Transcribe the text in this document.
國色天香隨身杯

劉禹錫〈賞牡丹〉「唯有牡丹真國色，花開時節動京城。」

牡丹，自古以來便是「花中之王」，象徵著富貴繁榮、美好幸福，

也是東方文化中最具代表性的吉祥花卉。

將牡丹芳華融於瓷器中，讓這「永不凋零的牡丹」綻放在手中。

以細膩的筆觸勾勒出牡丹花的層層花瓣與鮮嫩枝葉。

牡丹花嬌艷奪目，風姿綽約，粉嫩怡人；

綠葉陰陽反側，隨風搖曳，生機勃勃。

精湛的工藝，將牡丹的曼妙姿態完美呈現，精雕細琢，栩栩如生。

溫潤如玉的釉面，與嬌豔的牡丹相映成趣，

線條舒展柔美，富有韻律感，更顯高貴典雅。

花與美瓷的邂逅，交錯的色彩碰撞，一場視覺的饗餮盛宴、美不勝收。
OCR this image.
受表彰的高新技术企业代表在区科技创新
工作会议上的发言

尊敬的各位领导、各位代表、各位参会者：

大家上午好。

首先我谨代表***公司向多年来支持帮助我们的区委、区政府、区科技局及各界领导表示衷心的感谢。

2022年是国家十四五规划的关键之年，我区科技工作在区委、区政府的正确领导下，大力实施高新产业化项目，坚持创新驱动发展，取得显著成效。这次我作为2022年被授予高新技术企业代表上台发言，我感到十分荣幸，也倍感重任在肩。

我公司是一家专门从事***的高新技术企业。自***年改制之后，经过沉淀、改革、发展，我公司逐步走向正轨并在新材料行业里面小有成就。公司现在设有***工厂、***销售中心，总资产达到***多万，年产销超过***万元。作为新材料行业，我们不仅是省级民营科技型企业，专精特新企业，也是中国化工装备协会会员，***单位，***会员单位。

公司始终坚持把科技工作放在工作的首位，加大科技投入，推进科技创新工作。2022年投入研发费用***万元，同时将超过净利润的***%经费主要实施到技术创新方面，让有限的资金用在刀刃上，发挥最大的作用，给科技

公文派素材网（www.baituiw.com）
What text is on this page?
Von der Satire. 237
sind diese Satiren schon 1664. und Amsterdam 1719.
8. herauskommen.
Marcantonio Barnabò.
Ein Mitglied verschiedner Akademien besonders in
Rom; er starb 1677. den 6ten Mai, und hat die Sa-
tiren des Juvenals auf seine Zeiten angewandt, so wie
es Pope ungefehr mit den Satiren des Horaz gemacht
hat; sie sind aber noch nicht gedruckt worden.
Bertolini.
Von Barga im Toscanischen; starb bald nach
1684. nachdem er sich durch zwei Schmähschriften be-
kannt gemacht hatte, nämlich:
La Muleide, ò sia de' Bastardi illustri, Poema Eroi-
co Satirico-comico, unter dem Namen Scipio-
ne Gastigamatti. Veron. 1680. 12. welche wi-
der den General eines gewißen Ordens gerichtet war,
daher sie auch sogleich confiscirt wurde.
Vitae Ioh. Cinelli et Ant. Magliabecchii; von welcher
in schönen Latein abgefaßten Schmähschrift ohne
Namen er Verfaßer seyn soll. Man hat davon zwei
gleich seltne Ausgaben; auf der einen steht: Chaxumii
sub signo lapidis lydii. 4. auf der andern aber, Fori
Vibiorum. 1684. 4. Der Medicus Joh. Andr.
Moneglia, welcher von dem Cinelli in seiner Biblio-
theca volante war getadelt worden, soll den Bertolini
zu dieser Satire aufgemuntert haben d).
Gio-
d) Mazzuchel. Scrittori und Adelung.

———

**WRITTEN TASK**
Every line of the data above should be reproduced word for word.

**OUTPUT FOR THIS EXERCISE**
Transcribe the text in this document.
國色天香隨身杯

劉禹錫〈賞牡丹〉「唯有牡丹真國色，花開時節動京城。」

牡丹，自古以來便是「花中之王」，象徵著富貴繁榮、美好幸福，

也是東方文化中最具代表性的吉祥花卉。

將牡丹芳華融於瓷器中，讓這「永不凋零的牡丹」綻放在手中。

以細膩的筆觸勾勒出牡丹花的層層花瓣與鮮嫩枝葉。

牡丹花嬌艷奪目，風姿綽約，粉嫩怡人；

綠葉陰陽反側，隨風搖曳，生機勃勃。

精湛的工藝，將牡丹的曼妙姿態完美呈現，精雕細琢，栩栩如生。

溫潤如玉的釉面，與嬌豔的牡丹相映成趣，

線條舒展柔美，富有韻律感，更顯高貴典雅。

花與美瓷的邂逅，交錯的色彩碰撞，一場視覺的饗餮盛宴、美不勝收。
OCR this image.
受表彰的高新技术企业代表在区科技创新
工作会议上的发言

尊敬的各位领导、各位代表、各位参会者：

大家上午好。

首先我谨代表***公司向多年来支持帮助我们的区委、区政府、区科技局及各界领导表示衷心的感谢。

2022年是国家十四五规划的关键之年，我区科技工作在区委、区政府的正确领导下，大力实施高新产业化项目，坚持创新驱动发展，取得显著成效。这次我作为2022年被授予高新技术企业代表上台发言，我感到十分荣幸，也倍感重任在肩。

我公司是一家专门从事***的高新技术企业。自***年改制之后，经过沉淀、改革、发展，我公司逐步走向正轨并在新材料行业里面小有成就。公司现在设有***工厂、***销售中心，总资产达到***多万，年产销超过***万元。作为新材料行业，我们不仅是省级民营科技型企业，专精特新企业，也是中国化工装备协会会员，***单位，***会员单位。

公司始终坚持把科技工作放在工作的首位，加大科技投入，推进科技创新工作。2022年投入研发费用***万元，同时将超过净利润的***%经费主要实施到技术创新方面，让有限的资金用在刀刃上，发挥最大的作用，给科技

公文派素材网（www.baituiw.com）
What text is on this page?
Von der Satire. 237
sind diese Satiren schon 1664. und Amsterdam 1719.
8. herauskommen.
Marcantonio Barnabò.
Ein Mitglied verschiedner Akademien besonders in
Rom; er starb 1677. den 6ten Mai, und hat die Sa-
tiren des Juvenals auf seine Zeiten angewandt, so wie
es Pope ungefehr mit den Satiren des Horaz gemacht
hat; sie sind aber noch nicht gedruckt worden.
Bertolini.
Von Barga im Toscanischen; starb bald nach
1684. nachdem er sich durch zwei Schmähschriften be-
kannt gemacht hatte, nämlich:
La Muleide, ò sia de' Bastardi illustri, Poema Eroi-
co Satirico-comico, unter dem Namen Scipio-
ne Gastigamatti. Veron. 1680. 12. welche wi-
der den General eines gewißen Ordens gerichtet war,
daher sie auch sogleich confiscirt wurde.
Vitae Ioh. Cinelli et Ant. Magliabecchii; von welcher
in schönen Latein abgefaßten Schmähschrift ohne
Namen er Verfaßer seyn soll. Man hat davon zwei
gleich seltne Ausgaben; auf der einen steht: Chaxumii
sub signo lapidis lydii. 4. auf der andern aber, Fori
Vibiorum. 1684. 4. Der Medicus Joh. Andr.
Moneglia, welcher von dem Cinelli in seiner Biblio-
theca volante war getadelt worden, soll den Bertolini
zu dieser Satire aufgemuntert haben d).
Gio-
d) Mazzuchel. Scrittori und Adelung.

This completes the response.